-- start --

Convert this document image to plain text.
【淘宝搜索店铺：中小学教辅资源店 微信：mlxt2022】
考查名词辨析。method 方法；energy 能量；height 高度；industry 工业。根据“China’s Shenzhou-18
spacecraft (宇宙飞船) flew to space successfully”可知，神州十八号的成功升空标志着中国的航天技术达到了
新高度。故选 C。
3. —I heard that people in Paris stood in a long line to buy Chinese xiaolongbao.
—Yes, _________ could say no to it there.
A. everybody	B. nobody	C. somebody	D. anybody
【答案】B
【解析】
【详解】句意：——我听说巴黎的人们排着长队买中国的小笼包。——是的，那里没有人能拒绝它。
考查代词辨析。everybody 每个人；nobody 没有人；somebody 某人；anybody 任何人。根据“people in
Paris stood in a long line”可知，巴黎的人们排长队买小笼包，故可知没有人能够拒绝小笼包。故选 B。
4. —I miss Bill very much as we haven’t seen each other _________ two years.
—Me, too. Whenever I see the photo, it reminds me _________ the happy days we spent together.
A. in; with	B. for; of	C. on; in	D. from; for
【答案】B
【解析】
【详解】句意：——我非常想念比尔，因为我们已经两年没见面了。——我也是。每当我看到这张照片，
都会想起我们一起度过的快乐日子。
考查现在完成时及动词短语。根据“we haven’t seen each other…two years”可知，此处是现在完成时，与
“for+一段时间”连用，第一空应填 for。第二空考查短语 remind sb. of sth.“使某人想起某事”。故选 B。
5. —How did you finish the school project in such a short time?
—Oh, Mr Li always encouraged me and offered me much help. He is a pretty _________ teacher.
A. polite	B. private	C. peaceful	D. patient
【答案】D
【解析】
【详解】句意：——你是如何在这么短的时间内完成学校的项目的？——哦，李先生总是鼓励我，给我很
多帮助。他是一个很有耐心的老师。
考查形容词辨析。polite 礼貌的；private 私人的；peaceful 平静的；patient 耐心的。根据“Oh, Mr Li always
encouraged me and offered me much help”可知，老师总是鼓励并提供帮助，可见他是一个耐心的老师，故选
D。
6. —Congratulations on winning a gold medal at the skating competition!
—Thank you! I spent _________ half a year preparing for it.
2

-- end --

- EXERCISE DETAILS: Output every entry shown above, exactly.

- EXERCISE RESPONSE:
Convert this document image to plain text.
【淘宝搜索店铺：中小学教辅资源店 微信：mlxt2022】
考查名词辨析。method 方法；energy 能量；height 高度；industry 工业。根据“China’s Shenzhou-18
spacecraft (宇宙飞船) flew to space successfully”可知，神州十八号的成功升空标志着中国的航天技术达到了
新高度。故选 C。
3. —I heard that people in Paris stood in a long line to buy Chinese xiaolongbao.
—Yes, _________ could say no to it there.
A. everybody	B. nobody	C. somebody	D. anybody
【答案】B
【解析】
【详解】句意：——我听说巴黎的人们排着长队买中国的小笼包。——是的，那里没有人能拒绝它。
考查代词辨析。everybody 每个人；nobody 没有人；somebody 某人；anybody 任何人。根据“people in
Paris stood in a long line”可知，巴黎的人们排长队买小笼包，故可知没有人能够拒绝小笼包。故选 B。
4. —I miss Bill very much as we haven’t seen each other _________ two years.
—Me, too. Whenever I see the photo, it reminds me _________ the happy days we spent together.
A. in; with	B. for; of	C. on; in	D. from; for
【答案】B
【解析】
【详解】句意：——我非常想念比尔，因为我们已经两年没见面了。——我也是。每当我看到这张照片，
都会想起我们一起度过的快乐日子。
考查现在完成时及动词短语。根据“we haven’t seen each other…two years”可知，此处是现在完成时，与
“for+一段时间”连用，第一空应填 for。第二空考查短语 remind sb. of sth.“使某人想起某事”。故选 B。
5. —How did you finish the school project in such a short time?
—Oh, Mr Li always encouraged me and offered me much help. He is a pretty _________ teacher.
A. polite	B. private	C. peaceful	D. patient
【答案】D
【解析】
【详解】句意：——你是如何在这么短的时间内完成学校的项目的？——哦，李先生总是鼓励我，给我很
多帮助。他是一个很有耐心的老师。
考查形容词辨析。polite 礼貌的；private 私人的；peaceful 平静的；patient 耐心的。根据“Oh, Mr Li always
encouraged me and offered me much help”可知，老师总是鼓励并提供帮助，可见他是一个耐心的老师，故选
D。
6. —Congratulations on winning a gold medal at the skating competition!
—Thank you! I spent _________ half a year preparing for it.
2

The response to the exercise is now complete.